Every record below should be transcribed exactly. Omit the images.

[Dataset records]
[Start]

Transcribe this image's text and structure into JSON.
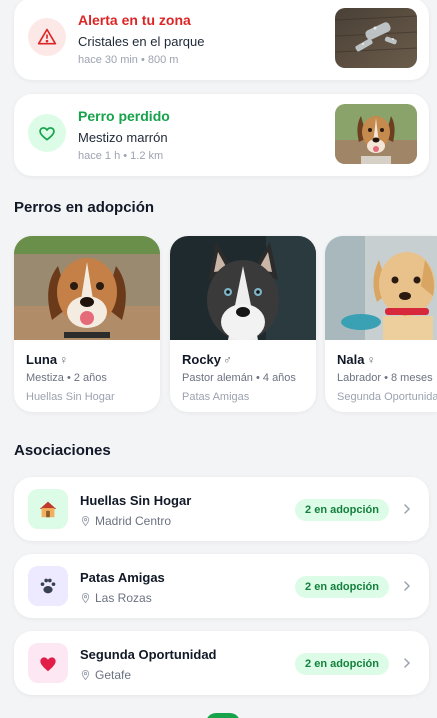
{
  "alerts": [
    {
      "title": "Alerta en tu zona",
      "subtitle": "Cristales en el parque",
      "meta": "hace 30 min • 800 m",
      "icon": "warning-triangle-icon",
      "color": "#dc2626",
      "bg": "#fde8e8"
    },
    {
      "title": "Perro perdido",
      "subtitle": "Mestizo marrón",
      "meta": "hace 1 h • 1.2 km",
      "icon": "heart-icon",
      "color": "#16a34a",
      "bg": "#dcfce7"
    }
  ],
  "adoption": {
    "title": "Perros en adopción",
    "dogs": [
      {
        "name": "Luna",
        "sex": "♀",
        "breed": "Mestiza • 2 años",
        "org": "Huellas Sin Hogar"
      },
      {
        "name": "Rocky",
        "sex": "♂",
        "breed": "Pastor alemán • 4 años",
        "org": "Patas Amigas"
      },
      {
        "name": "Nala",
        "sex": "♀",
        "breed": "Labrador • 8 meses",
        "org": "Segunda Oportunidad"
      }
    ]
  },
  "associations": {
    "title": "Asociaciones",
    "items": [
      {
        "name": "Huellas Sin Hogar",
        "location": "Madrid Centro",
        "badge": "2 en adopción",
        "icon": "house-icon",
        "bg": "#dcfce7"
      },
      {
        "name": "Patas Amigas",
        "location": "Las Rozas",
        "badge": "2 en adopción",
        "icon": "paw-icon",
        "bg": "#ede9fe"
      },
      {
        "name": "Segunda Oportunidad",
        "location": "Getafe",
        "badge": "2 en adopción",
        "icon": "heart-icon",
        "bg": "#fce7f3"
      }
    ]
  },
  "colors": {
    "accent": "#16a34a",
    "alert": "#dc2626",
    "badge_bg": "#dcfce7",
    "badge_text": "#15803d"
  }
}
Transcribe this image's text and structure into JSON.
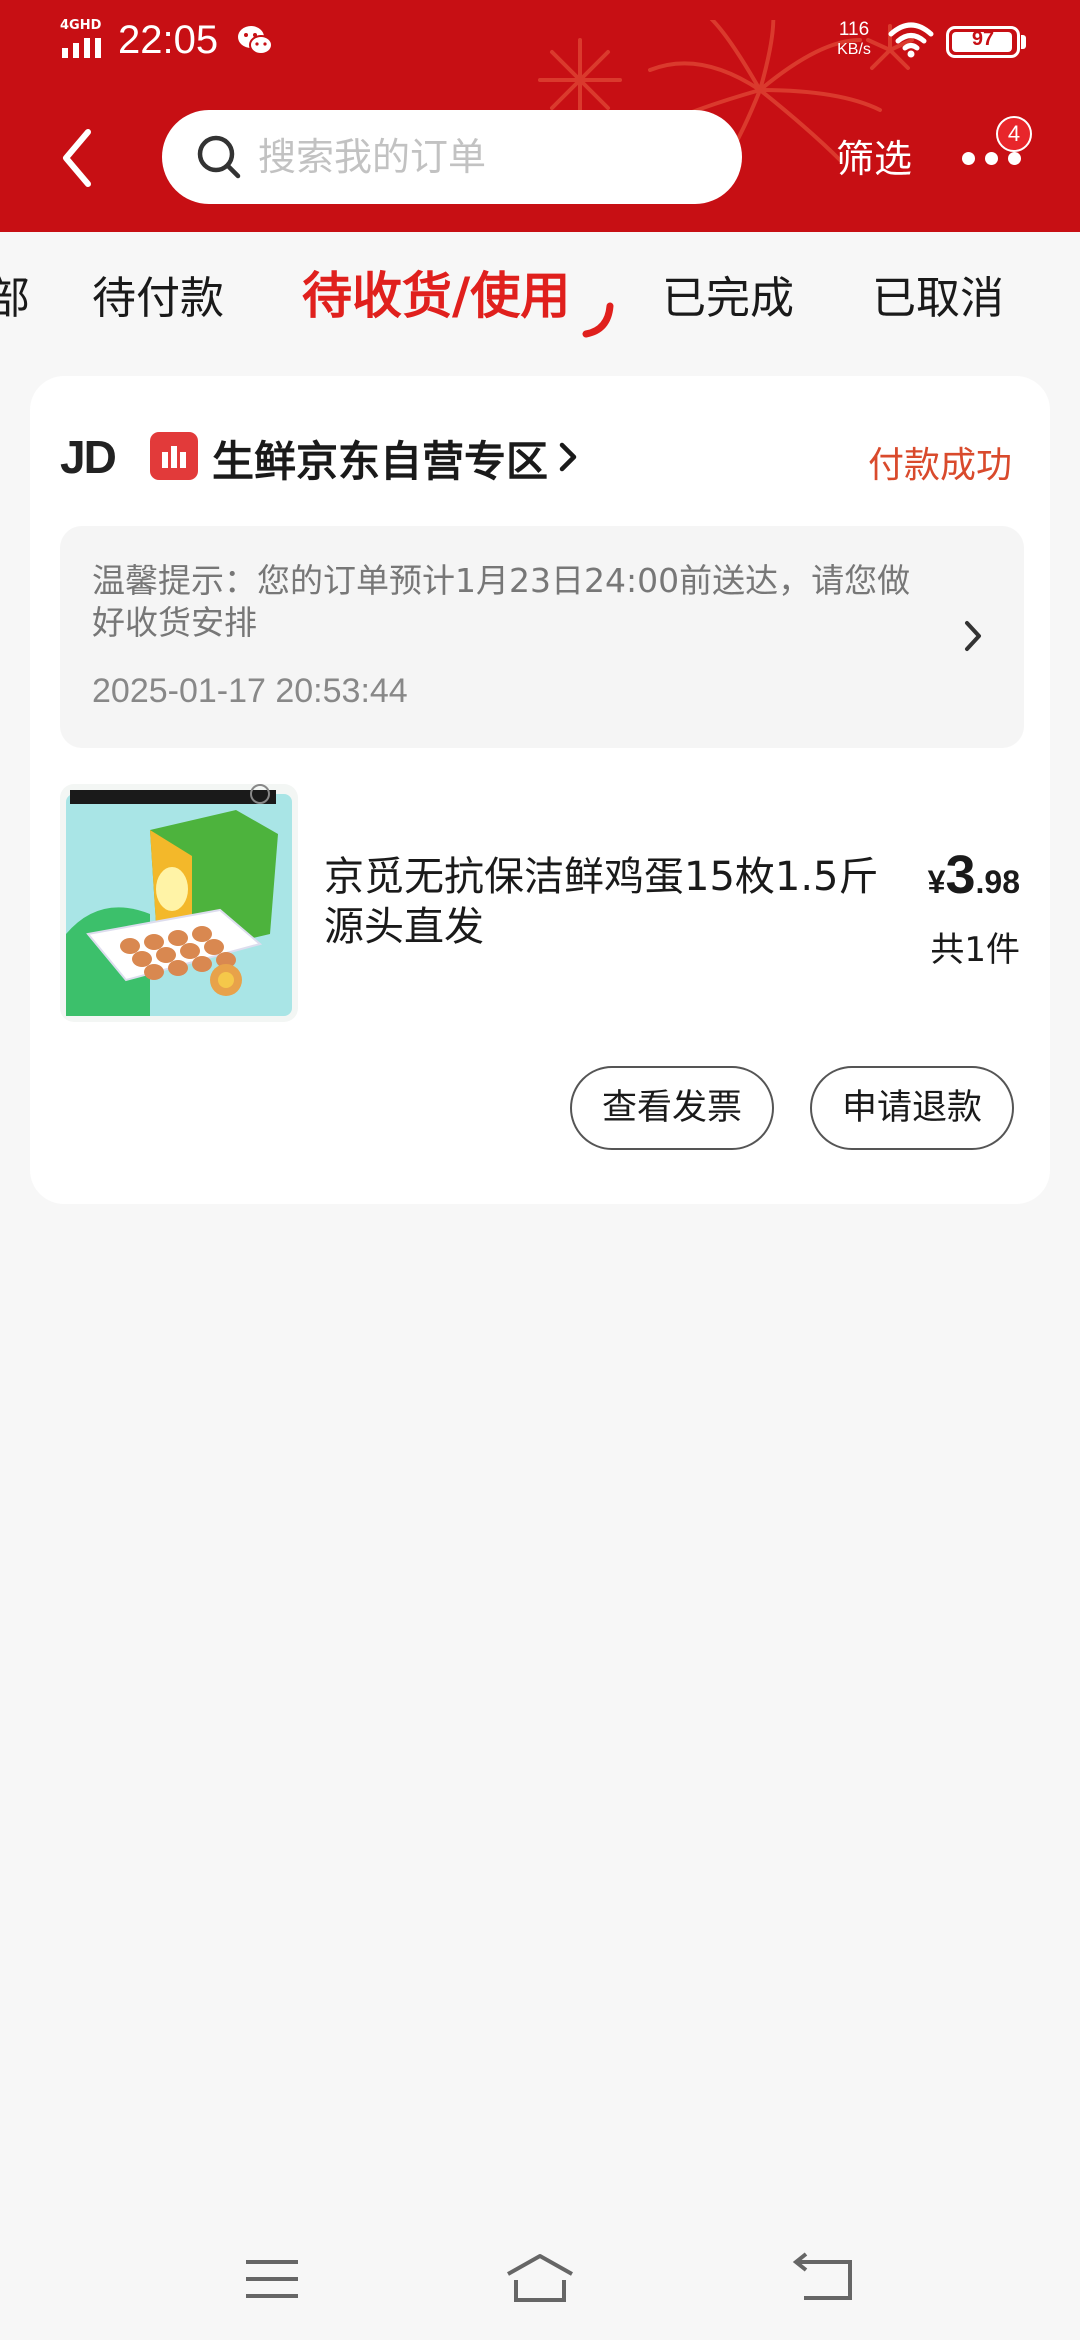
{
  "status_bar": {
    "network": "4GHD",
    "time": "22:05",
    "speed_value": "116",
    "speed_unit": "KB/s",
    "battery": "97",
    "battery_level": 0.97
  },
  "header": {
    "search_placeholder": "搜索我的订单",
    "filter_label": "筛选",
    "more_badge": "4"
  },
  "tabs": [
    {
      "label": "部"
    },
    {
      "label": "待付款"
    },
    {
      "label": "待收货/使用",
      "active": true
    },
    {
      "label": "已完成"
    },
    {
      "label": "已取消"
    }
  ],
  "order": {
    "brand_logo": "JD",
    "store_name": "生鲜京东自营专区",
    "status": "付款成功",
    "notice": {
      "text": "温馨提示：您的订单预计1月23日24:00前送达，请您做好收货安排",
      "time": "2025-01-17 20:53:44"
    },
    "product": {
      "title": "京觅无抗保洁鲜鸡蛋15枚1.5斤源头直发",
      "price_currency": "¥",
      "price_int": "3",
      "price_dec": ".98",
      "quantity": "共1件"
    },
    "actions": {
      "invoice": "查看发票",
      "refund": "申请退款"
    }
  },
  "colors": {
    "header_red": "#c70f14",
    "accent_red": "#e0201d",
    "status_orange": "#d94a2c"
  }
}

[End]

[Reply]
Transcribe this image's text and structure into JSON.
{
  "alerts": [
    {
      "title": "Alerta en tu zona",
      "subtitle": "Cristales en el parque",
      "meta": "hace 30 min • 800 m",
      "icon": "warning-triangle-icon",
      "color": "#dc2626",
      "bg": "#fde8e8"
    },
    {
      "title": "Perro perdido",
      "subtitle": "Mestizo marrón",
      "meta": "hace 1 h • 1.2 km",
      "icon": "heart-icon",
      "color": "#16a34a",
      "bg": "#dcfce7"
    }
  ],
  "adoption": {
    "title": "Perros en adopción",
    "dogs": [
      {
        "name": "Luna",
        "sex": "♀",
        "breed": "Mestiza • 2 años",
        "org": "Huellas Sin Hogar"
      },
      {
        "name": "Rocky",
        "sex": "♂",
        "breed": "Pastor alemán • 4 años",
        "org": "Patas Amigas"
      },
      {
        "name": "Nala",
        "sex": "♀",
        "breed": "Labrador • 8 meses",
        "org": "Segunda Oportunidad"
      }
    ]
  },
  "associations": {
    "title": "Asociaciones",
    "items": [
      {
        "name": "Huellas Sin Hogar",
        "location": "Madrid Centro",
        "badge": "2 en adopción",
        "icon": "house-icon",
        "bg": "#dcfce7"
      },
      {
        "name": "Patas Amigas",
        "location": "Las Rozas",
        "badge": "2 en adopción",
        "icon": "paw-icon",
        "bg": "#ede9fe"
      },
      {
        "name": "Segunda Oportunidad",
        "location": "Getafe",
        "badge": "2 en adopción",
        "icon": "heart-icon",
        "bg": "#fce7f3"
      }
    ]
  },
  "colors": {
    "accent": "#16a34a",
    "alert": "#dc2626",
    "badge_bg": "#dcfce7",
    "badge_text": "#15803d"
  }
}
Transcribe this image's text and structure into JSON.
{
  "status_bar": {
    "network": "4GHD",
    "time": "22:05",
    "speed_value": "116",
    "speed_unit": "KB/s",
    "battery": "97",
    "battery_level": 0.97
  },
  "header": {
    "search_placeholder": "搜索我的订单",
    "filter_label": "筛选",
    "more_badge": "4"
  },
  "tabs": [
    {
      "label": "部"
    },
    {
      "label": "待付款"
    },
    {
      "label": "待收货/使用",
      "active": true
    },
    {
      "label": "已完成"
    },
    {
      "label": "已取消"
    }
  ],
  "order": {
    "brand_logo": "JD",
    "store_name": "生鲜京东自营专区",
    "status": "付款成功",
    "notice": {
      "text": "温馨提示：您的订单预计1月23日24:00前送达，请您做好收货安排",
      "time": "2025-01-17 20:53:44"
    },
    "product": {
      "title": "京觅无抗保洁鲜鸡蛋15枚1.5斤源头直发",
      "price_currency": "¥",
      "price_int": "3",
      "price_dec": ".98",
      "quantity": "共1件"
    },
    "actions": {
      "invoice": "查看发票",
      "refund": "申请退款"
    }
  },
  "colors": {
    "header_red": "#c70f14",
    "accent_red": "#e0201d",
    "status_orange": "#d94a2c"
  }
}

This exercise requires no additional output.